Saved entries:
-- begin --
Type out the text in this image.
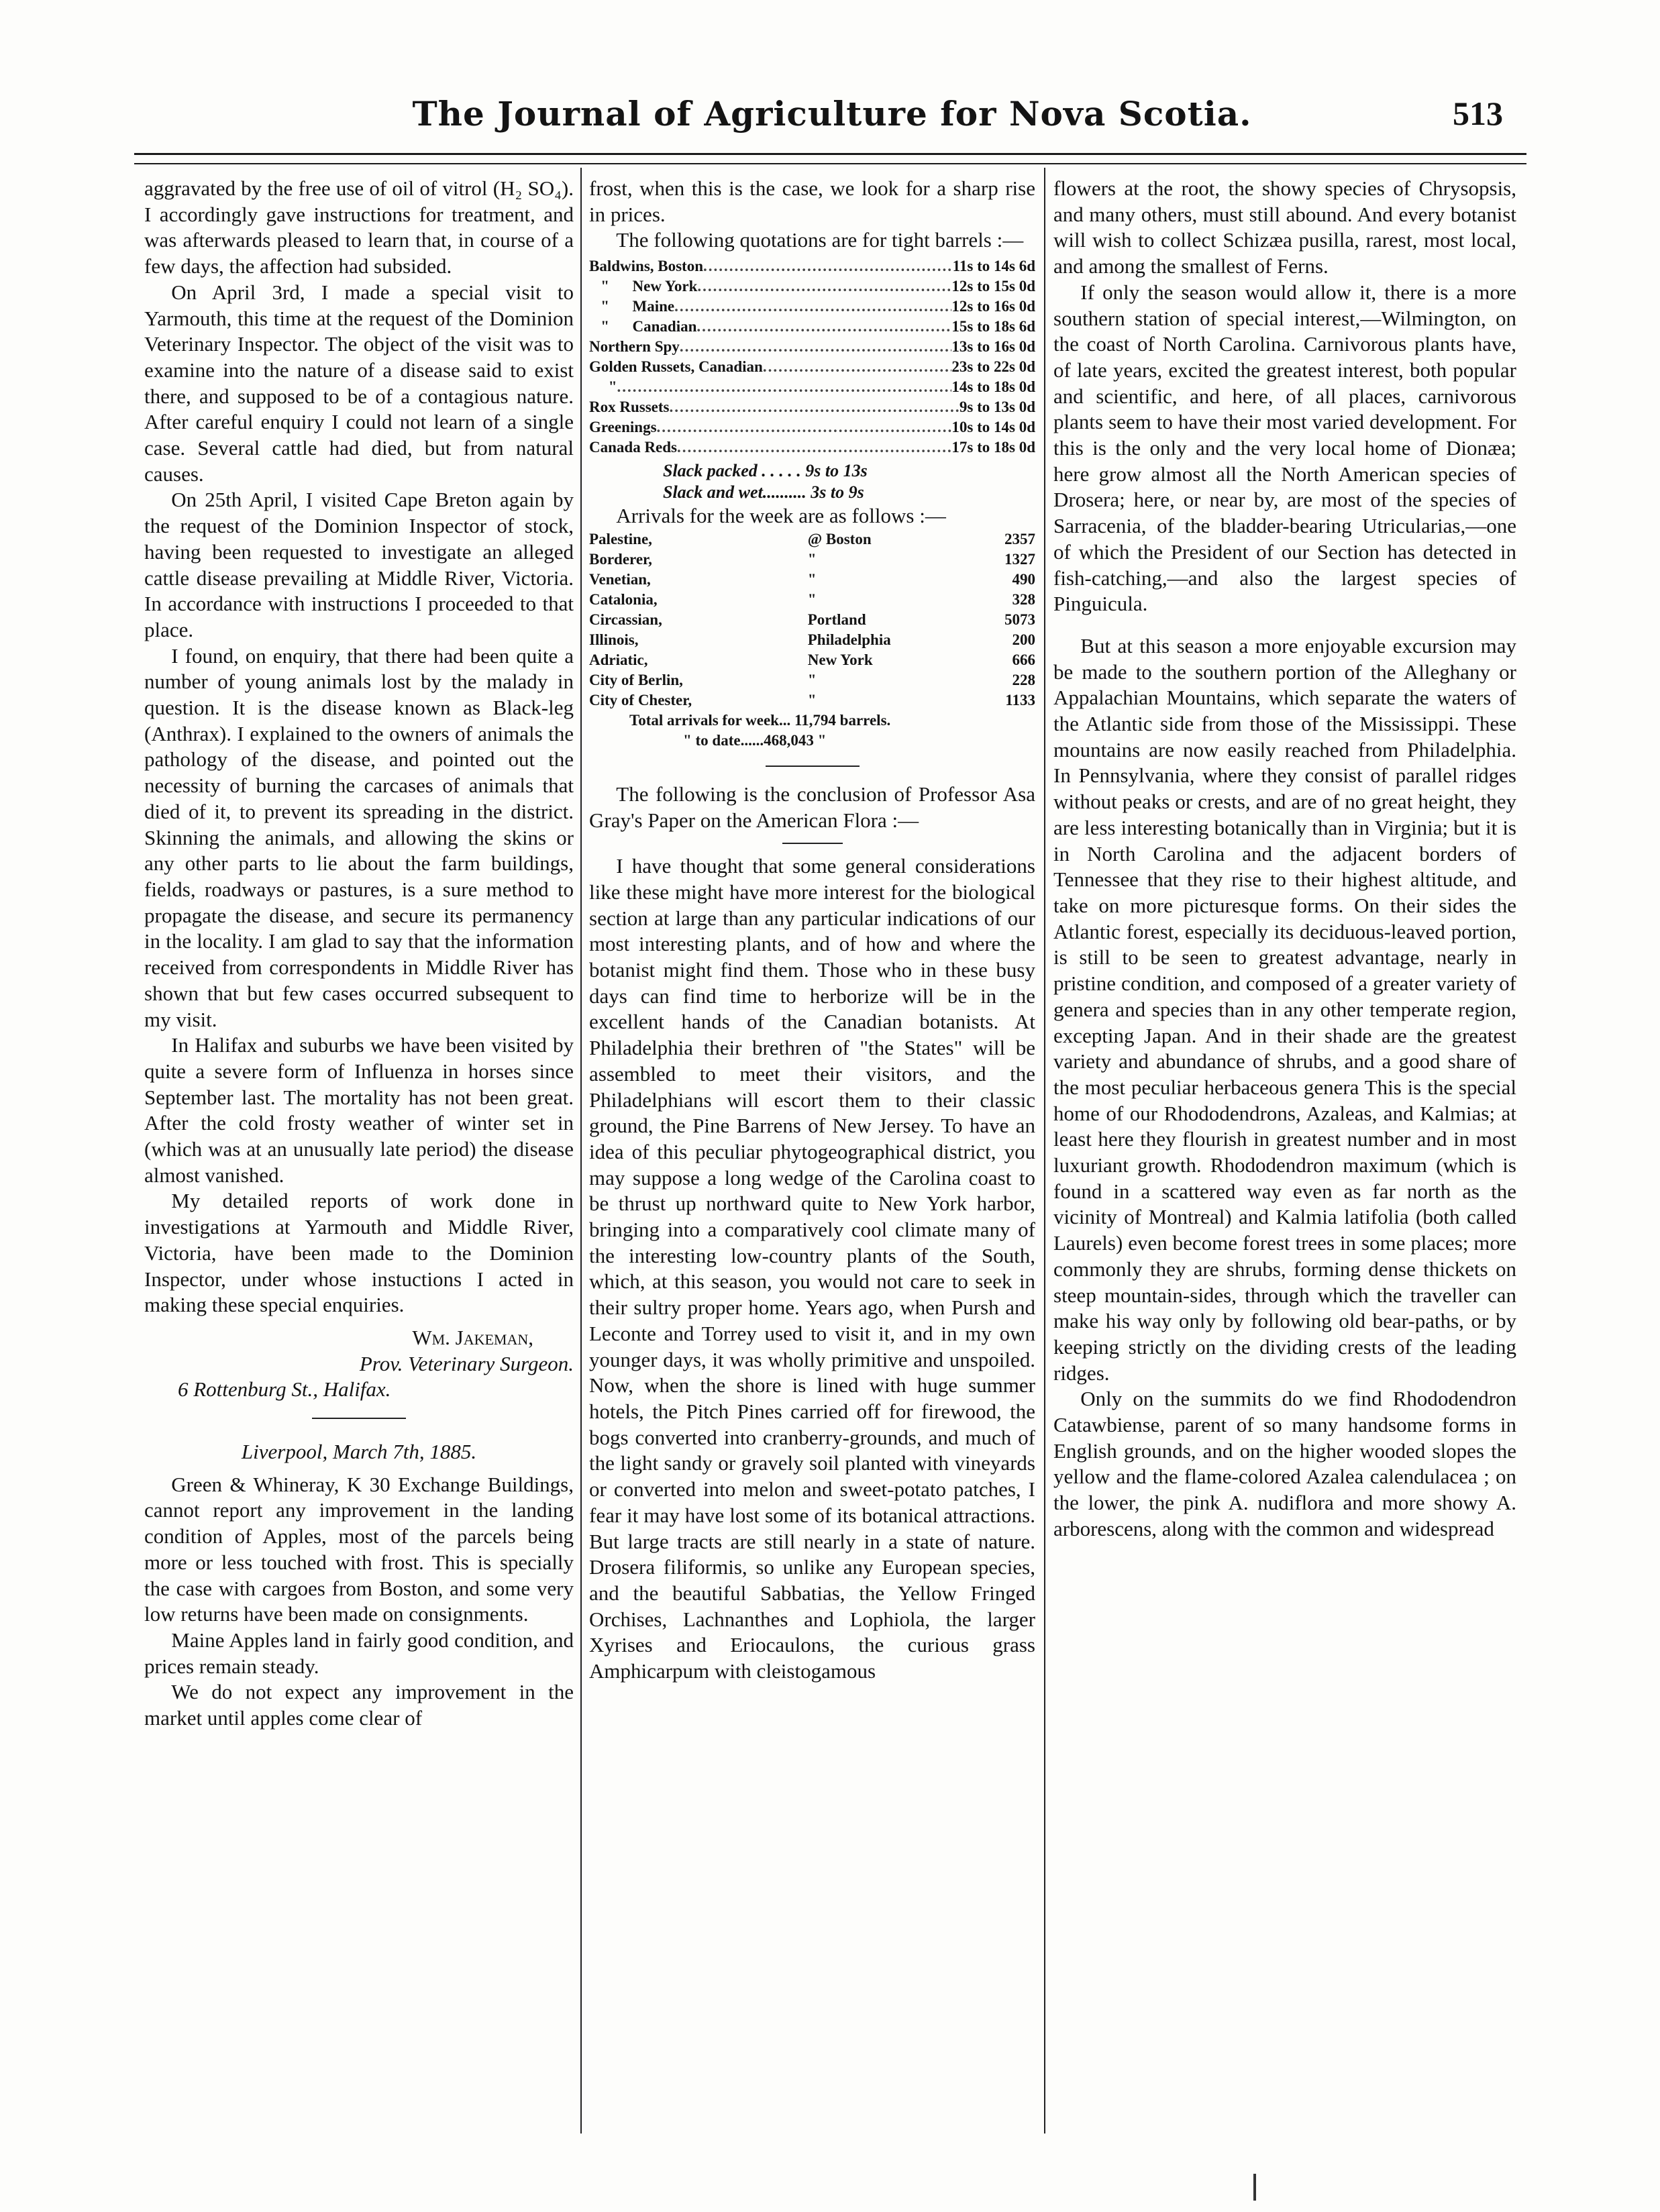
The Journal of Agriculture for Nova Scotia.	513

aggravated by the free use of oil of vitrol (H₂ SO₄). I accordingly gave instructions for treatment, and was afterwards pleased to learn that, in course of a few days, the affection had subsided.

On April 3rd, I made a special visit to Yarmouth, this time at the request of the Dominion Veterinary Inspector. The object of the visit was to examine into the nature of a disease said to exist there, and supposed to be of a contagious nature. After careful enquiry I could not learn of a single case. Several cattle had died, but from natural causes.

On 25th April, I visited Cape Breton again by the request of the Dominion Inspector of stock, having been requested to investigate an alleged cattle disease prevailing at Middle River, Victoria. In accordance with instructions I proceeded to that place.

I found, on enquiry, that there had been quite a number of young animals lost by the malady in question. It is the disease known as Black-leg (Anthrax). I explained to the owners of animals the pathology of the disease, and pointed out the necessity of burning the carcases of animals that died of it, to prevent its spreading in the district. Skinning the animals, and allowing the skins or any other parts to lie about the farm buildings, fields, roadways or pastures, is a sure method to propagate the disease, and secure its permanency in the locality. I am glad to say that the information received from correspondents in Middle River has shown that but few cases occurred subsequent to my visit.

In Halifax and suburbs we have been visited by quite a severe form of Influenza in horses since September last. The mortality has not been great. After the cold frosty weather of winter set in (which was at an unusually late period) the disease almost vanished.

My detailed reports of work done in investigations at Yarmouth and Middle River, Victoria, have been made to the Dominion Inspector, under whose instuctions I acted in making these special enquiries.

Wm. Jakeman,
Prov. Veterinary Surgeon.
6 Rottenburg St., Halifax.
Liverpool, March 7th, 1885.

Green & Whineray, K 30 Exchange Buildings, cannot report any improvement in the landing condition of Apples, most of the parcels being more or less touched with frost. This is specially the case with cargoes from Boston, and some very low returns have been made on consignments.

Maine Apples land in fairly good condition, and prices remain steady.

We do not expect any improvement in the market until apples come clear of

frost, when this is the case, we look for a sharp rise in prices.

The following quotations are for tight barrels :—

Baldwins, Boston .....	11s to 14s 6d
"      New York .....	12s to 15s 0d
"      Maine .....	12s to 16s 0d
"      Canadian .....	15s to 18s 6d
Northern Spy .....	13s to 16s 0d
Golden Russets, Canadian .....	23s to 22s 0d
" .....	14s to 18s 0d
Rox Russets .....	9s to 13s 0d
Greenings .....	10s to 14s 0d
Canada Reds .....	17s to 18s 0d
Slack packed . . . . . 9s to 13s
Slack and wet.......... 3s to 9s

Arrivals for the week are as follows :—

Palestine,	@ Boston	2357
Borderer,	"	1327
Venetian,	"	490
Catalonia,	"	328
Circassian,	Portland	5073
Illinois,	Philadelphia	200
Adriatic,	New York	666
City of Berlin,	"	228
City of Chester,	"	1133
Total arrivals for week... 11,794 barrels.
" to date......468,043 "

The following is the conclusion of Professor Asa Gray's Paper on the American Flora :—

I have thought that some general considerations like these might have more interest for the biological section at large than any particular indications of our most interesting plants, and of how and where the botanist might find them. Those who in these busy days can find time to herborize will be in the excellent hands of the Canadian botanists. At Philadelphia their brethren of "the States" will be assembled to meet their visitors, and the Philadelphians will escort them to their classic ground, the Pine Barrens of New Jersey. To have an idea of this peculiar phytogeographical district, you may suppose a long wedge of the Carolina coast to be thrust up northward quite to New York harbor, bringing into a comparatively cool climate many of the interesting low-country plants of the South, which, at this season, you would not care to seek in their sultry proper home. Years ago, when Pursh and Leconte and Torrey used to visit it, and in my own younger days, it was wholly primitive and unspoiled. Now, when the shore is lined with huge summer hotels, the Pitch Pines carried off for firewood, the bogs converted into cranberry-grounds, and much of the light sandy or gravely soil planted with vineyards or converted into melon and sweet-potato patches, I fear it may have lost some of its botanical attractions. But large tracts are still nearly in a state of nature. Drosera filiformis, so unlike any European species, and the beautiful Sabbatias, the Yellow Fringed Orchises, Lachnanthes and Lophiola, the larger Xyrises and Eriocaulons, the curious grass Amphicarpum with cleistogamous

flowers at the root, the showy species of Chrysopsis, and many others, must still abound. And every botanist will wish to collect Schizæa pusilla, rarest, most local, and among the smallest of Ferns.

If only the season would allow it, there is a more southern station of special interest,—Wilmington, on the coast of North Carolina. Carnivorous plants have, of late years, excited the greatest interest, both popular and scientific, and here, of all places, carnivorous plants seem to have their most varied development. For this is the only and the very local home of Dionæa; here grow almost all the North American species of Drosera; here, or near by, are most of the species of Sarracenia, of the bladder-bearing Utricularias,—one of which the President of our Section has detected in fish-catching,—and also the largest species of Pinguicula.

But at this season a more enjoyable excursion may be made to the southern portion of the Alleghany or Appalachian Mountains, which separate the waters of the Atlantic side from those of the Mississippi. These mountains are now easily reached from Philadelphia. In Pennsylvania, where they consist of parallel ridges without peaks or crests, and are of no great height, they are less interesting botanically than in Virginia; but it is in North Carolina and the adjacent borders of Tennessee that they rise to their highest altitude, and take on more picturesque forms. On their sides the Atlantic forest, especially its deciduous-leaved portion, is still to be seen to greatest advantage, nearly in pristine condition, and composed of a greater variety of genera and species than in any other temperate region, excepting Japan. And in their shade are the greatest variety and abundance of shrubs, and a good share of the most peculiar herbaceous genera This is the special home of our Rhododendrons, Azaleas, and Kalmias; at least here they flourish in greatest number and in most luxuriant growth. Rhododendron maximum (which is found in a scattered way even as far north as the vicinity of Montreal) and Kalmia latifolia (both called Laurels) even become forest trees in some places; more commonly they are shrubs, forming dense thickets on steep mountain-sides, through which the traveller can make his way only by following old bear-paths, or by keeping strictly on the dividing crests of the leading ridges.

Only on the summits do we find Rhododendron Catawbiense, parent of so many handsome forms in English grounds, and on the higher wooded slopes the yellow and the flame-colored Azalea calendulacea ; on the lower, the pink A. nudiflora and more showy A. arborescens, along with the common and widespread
-- end --
Aim of the exercise:
Show every line of the listing in which the string "City" can be found.

Problem solution:
City of Berlin,	"	228
City of Chester,	"	1133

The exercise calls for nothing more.